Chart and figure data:
■ ■ ■ ■
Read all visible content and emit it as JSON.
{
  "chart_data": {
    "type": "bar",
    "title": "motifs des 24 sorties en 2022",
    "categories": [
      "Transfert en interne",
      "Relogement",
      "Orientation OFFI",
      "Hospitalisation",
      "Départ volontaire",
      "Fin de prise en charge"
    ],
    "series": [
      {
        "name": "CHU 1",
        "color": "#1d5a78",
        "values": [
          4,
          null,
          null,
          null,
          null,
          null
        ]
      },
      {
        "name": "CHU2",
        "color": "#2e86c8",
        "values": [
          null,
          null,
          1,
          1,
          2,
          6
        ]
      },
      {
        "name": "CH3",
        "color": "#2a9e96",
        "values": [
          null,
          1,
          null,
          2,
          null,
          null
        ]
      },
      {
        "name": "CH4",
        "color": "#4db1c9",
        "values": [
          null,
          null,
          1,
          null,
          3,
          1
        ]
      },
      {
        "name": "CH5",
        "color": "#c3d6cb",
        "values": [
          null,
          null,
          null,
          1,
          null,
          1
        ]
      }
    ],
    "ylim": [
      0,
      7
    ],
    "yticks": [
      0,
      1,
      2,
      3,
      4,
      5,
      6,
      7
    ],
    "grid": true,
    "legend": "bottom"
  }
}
■ ■ ■ ■
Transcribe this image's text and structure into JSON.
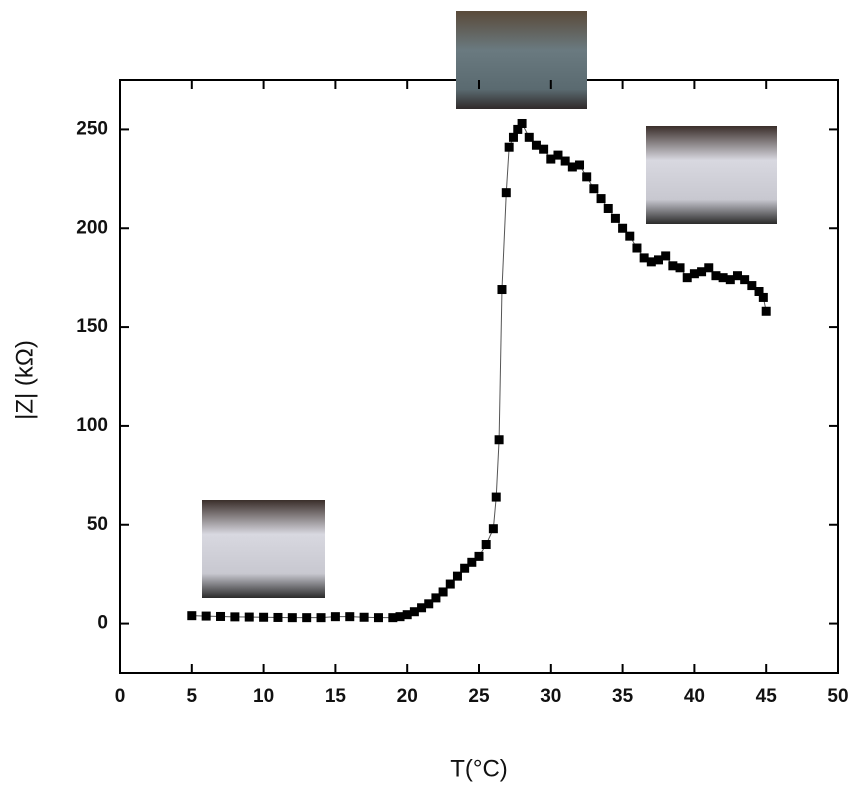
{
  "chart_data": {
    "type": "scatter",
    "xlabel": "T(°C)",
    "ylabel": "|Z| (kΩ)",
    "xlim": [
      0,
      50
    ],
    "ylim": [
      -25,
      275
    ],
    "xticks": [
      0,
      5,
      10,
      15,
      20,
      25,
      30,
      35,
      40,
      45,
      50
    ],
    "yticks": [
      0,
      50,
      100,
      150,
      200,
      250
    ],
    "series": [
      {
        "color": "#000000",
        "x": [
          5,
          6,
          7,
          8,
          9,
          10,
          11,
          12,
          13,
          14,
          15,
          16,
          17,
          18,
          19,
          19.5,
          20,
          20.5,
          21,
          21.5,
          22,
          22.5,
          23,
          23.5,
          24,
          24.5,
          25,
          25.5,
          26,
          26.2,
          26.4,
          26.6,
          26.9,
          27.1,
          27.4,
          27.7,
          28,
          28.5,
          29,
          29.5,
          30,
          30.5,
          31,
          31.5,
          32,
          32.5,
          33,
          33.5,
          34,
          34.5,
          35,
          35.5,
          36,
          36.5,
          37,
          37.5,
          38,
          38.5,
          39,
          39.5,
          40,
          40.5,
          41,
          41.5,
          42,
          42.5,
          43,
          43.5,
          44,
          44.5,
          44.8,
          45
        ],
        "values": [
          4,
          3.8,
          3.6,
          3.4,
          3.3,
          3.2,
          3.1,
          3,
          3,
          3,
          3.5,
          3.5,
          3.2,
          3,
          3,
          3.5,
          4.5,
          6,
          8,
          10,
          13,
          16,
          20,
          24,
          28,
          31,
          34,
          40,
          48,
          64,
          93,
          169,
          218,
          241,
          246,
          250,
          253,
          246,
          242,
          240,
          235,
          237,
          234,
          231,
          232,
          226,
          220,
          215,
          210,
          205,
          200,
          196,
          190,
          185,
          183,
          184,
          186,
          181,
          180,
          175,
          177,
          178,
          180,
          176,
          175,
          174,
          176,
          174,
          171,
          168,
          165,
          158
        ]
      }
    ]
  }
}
■ ■ ■ ■
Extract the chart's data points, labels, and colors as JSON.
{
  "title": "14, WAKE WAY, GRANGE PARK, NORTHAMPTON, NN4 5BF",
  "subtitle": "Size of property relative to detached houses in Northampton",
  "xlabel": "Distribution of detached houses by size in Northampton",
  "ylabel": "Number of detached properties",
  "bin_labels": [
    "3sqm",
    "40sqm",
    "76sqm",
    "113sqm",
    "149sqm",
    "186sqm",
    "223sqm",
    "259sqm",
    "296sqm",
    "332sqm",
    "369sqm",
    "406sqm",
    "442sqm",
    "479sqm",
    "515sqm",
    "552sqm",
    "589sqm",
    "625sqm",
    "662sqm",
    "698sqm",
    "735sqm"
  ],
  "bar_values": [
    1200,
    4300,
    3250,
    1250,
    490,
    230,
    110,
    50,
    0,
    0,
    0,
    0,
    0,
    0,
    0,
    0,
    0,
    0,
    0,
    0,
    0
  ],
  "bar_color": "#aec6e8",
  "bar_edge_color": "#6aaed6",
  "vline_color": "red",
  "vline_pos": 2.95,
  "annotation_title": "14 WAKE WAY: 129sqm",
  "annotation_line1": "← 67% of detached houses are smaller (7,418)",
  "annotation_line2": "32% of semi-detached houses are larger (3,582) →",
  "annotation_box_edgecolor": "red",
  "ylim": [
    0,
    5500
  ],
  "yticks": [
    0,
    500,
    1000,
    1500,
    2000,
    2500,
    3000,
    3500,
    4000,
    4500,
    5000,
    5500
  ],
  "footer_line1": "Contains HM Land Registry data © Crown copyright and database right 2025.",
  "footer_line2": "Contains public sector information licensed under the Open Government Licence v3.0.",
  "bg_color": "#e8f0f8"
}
■ ■ ■ ■
TASK DIRECTIONS: Extract each line holding the word "JSON" from the records.

ANSWER TO THE EXERCISE:
Read all visible content and emit it as JSON.
Transcribe this image's text and structure into JSON.
Extract the chart's data points, labels, and colors as JSON.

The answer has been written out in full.